## Direction
Find the lines below that contain the string "Slice". Copy each one.

## Data supplied
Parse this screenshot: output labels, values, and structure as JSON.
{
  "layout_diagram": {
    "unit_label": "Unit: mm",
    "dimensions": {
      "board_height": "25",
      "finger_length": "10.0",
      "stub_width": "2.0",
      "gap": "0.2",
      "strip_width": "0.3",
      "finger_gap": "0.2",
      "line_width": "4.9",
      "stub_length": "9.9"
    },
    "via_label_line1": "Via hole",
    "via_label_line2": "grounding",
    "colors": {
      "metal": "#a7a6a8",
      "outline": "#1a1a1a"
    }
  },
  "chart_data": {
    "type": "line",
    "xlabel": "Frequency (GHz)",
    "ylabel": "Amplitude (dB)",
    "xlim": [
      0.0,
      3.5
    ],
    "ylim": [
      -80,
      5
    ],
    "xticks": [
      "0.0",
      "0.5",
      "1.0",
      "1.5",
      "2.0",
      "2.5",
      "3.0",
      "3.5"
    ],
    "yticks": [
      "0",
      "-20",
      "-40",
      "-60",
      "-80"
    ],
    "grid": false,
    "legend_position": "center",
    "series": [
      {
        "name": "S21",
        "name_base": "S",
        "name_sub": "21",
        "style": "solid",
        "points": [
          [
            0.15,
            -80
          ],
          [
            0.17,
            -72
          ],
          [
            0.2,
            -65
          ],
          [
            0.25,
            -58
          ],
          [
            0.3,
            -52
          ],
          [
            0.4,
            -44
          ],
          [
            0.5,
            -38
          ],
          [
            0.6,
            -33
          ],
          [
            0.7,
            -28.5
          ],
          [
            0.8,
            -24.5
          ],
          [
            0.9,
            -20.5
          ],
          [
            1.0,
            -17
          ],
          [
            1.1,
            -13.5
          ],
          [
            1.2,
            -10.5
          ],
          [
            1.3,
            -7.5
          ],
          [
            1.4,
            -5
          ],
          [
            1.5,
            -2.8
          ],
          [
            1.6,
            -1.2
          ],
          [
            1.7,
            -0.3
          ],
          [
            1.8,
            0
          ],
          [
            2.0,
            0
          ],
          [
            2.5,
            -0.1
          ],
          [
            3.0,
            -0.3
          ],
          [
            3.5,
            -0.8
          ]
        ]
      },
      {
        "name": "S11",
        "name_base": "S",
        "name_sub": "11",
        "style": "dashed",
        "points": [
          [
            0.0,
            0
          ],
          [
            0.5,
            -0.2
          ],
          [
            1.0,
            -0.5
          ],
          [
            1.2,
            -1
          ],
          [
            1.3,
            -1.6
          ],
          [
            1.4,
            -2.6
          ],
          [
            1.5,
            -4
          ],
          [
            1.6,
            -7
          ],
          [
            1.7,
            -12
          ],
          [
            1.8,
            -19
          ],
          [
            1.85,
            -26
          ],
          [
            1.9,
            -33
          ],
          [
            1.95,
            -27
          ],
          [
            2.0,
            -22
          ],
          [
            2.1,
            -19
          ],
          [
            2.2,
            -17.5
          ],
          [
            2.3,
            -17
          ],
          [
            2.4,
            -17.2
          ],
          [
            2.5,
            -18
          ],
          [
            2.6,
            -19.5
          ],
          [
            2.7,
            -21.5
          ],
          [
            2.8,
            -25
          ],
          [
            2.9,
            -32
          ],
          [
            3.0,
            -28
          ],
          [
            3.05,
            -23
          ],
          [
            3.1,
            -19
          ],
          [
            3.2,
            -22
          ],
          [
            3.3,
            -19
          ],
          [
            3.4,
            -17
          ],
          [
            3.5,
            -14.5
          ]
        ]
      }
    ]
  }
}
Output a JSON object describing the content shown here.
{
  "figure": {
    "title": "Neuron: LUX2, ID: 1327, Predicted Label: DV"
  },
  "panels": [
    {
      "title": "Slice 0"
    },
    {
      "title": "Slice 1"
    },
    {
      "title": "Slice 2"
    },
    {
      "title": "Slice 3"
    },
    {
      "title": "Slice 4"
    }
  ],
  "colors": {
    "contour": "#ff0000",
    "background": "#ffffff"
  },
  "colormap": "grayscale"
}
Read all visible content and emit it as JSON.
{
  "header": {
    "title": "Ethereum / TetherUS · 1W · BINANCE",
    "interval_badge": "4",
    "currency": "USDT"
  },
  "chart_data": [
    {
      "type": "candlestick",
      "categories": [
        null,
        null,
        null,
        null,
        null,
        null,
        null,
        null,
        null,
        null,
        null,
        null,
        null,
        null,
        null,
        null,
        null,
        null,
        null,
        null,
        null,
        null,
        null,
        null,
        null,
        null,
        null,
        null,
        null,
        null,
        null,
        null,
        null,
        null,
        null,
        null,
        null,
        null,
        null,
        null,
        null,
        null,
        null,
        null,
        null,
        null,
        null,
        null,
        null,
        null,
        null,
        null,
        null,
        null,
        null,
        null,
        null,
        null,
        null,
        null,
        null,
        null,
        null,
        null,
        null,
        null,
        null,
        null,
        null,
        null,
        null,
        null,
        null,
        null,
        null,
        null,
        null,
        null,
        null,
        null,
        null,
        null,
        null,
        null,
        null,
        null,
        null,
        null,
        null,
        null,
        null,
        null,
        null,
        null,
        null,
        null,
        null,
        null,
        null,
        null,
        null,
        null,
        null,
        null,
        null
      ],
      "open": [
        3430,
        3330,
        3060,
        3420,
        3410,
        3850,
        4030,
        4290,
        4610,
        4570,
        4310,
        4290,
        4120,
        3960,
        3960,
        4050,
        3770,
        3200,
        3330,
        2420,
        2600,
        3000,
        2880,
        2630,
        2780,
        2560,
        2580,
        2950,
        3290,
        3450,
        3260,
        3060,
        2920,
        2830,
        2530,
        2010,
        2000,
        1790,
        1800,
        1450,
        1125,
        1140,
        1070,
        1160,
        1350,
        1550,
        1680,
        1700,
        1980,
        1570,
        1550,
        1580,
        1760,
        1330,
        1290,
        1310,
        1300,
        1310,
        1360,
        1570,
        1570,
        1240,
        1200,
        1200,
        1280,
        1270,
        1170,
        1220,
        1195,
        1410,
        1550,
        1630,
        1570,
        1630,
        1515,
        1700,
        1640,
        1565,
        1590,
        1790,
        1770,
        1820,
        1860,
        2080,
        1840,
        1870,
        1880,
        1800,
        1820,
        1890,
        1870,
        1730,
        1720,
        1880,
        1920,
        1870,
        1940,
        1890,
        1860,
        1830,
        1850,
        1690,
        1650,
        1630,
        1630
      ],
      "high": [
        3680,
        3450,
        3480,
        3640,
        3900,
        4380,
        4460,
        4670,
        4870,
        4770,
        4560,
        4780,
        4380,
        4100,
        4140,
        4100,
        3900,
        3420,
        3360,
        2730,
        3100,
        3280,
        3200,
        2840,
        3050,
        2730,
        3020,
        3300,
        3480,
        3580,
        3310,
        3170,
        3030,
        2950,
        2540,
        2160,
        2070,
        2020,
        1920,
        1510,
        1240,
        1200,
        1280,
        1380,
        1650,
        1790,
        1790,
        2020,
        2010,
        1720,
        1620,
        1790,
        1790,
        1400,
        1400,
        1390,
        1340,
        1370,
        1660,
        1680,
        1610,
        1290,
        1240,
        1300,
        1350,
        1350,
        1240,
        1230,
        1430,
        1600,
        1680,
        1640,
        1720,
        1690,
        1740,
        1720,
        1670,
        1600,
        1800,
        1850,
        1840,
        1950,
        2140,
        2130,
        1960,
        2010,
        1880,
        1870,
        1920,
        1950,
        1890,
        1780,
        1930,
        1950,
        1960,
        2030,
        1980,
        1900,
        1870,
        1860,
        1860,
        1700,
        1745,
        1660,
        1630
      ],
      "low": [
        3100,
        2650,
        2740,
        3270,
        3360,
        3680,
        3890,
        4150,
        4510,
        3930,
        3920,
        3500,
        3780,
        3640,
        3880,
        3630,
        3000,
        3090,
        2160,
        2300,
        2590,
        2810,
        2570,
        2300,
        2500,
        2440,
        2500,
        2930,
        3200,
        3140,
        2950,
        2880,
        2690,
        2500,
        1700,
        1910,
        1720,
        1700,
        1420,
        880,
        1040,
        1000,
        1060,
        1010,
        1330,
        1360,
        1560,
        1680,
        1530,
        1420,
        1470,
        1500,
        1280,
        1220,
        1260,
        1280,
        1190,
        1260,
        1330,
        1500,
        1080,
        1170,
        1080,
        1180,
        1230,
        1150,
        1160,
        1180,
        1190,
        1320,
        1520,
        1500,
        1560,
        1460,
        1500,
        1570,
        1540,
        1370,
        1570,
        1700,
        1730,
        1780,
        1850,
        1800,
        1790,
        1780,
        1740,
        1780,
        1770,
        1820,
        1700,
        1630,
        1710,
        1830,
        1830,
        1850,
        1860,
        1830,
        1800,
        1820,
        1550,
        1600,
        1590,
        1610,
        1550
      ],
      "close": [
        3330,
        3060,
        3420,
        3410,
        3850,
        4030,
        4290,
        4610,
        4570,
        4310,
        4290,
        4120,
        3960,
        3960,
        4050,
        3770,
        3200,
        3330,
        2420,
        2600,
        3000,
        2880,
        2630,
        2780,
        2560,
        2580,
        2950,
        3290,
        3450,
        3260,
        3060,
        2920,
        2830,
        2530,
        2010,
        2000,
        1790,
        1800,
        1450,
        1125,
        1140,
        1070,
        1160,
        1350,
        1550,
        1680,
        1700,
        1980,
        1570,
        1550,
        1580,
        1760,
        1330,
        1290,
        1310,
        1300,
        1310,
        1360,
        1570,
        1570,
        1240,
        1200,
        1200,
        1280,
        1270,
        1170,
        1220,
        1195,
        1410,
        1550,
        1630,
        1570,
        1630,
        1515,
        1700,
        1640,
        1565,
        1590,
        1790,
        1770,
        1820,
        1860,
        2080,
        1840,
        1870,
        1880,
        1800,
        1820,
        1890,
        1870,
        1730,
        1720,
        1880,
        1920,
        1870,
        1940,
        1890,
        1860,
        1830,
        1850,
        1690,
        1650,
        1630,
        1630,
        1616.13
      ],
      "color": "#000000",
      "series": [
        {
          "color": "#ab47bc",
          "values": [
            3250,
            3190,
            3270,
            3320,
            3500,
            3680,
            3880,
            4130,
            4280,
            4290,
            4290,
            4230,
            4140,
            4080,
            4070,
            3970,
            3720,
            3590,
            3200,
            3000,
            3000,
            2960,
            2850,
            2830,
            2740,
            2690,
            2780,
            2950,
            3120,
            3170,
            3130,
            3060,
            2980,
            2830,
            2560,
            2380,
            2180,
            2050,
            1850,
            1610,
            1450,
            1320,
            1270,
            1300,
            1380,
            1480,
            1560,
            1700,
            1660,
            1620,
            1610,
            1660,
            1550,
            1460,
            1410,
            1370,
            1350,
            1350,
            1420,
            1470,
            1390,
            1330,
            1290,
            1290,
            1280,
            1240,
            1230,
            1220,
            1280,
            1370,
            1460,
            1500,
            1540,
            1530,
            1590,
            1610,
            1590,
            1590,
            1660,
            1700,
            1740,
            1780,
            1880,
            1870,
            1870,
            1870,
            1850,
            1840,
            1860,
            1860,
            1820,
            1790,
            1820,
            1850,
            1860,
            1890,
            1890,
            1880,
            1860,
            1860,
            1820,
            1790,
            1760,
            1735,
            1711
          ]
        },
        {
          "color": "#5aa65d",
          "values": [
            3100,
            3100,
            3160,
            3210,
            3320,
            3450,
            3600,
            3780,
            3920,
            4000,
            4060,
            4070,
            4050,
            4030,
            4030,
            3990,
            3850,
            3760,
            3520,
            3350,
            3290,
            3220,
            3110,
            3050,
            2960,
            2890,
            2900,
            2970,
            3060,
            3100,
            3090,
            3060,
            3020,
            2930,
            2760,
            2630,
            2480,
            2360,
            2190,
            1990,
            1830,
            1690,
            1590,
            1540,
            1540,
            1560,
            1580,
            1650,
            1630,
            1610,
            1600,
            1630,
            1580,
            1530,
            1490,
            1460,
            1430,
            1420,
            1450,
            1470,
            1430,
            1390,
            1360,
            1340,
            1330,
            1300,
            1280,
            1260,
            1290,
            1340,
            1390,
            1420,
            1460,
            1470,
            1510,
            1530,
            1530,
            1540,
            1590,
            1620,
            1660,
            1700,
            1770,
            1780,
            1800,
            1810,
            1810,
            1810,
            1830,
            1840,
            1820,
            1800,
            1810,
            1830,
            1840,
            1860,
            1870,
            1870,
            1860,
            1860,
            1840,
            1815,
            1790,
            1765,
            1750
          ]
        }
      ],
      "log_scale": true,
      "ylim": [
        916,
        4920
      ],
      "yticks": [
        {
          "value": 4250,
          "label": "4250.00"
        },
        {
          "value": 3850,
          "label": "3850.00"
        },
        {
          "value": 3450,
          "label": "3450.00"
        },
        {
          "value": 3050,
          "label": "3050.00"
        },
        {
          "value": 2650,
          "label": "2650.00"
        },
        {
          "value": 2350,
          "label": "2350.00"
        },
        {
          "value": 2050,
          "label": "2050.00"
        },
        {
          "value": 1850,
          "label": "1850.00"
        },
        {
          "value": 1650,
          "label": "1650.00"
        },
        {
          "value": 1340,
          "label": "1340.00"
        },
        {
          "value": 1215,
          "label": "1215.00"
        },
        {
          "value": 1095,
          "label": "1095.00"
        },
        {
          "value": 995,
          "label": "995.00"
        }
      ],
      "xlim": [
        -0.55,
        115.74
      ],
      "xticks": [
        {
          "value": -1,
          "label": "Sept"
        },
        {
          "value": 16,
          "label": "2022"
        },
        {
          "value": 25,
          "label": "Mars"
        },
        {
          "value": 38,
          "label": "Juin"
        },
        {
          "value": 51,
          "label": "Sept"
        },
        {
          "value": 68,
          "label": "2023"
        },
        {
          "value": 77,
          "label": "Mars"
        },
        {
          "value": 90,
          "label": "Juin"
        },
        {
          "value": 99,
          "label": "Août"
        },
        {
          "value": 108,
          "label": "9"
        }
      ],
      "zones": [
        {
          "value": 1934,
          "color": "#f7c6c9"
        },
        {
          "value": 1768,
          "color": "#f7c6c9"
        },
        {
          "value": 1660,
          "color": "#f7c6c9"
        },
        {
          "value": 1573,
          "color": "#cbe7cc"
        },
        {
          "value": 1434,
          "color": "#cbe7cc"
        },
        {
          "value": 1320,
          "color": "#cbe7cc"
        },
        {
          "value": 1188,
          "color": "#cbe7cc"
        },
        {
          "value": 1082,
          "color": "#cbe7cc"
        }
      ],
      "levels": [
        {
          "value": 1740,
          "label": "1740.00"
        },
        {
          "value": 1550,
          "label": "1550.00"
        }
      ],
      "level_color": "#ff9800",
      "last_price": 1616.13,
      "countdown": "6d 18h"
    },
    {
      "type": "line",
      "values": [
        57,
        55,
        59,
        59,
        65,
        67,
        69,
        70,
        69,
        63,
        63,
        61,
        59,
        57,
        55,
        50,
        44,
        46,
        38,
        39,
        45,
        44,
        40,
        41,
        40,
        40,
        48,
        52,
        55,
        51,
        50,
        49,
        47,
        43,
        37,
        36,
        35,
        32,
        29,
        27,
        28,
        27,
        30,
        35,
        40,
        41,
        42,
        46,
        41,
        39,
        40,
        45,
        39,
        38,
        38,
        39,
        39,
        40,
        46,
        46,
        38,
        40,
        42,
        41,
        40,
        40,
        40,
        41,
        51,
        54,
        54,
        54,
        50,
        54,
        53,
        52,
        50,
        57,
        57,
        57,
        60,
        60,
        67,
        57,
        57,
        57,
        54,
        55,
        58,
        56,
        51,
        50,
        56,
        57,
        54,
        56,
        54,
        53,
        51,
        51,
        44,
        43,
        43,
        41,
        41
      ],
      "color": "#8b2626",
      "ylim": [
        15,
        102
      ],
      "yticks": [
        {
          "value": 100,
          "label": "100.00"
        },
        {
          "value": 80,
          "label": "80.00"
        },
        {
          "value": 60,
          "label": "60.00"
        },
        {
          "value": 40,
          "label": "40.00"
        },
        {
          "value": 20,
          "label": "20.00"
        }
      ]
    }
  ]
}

## The completed task
      "title": "Slice 0"
      "title": "Slice 1"
      "title": "Slice 2"
      "title": "Slice 3"
      "title": "Slice 4"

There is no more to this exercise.